→ Objective
Check every line of the material below for the string "color", and return the ones that have it.

----- Provided data

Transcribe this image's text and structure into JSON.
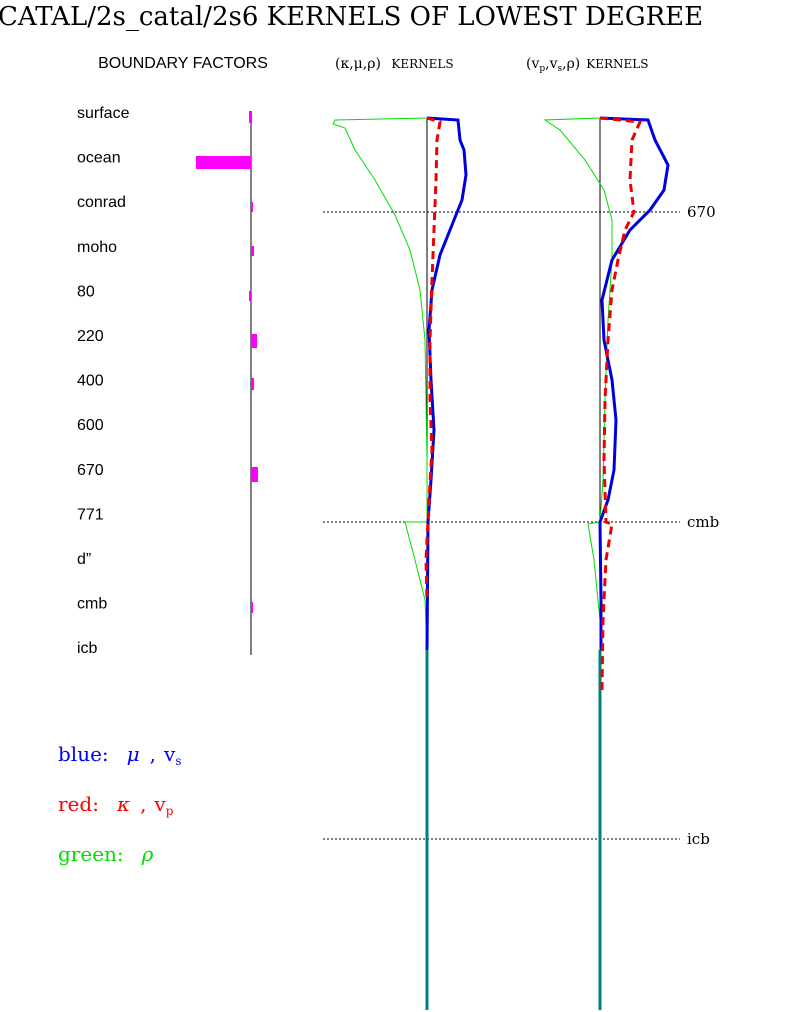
{
  "header": {
    "title": "CATAL/2s_catal/2s6 KERNELS OF LOWEST DEGREE",
    "boundary_title": "BOUNDARY FACTORS",
    "panel1_title": [
      "(κ,μ,ρ)",
      "KERNELS"
    ],
    "panel2_title": [
      "(v",
      "p",
      ",v",
      "s",
      ",ρ)",
      "KERNELS"
    ]
  },
  "boundaries": [
    "surface",
    "ocean",
    "conrad",
    "moho",
    "80",
    "220",
    "400",
    "600",
    "670",
    "771",
    "d”",
    "cmb",
    "icb"
  ],
  "depth_lines": [
    "670",
    "cmb",
    "icb"
  ],
  "legend": [
    {
      "label": "blue:",
      "symbol": "μ",
      "sep": ",",
      "var": "v",
      "sub": "s",
      "color": "#0000ff"
    },
    {
      "label": "red:",
      "symbol": "κ",
      "sep": ",",
      "var": "v",
      "sub": "p",
      "color": "#ff0000"
    },
    {
      "label": "green:",
      "symbol": "ρ",
      "color": "#00dd00"
    }
  ]
}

----------

→ Completed exercise
      "color": "#0000ff"
      "color": "#ff0000"
      "color": "#00dd00"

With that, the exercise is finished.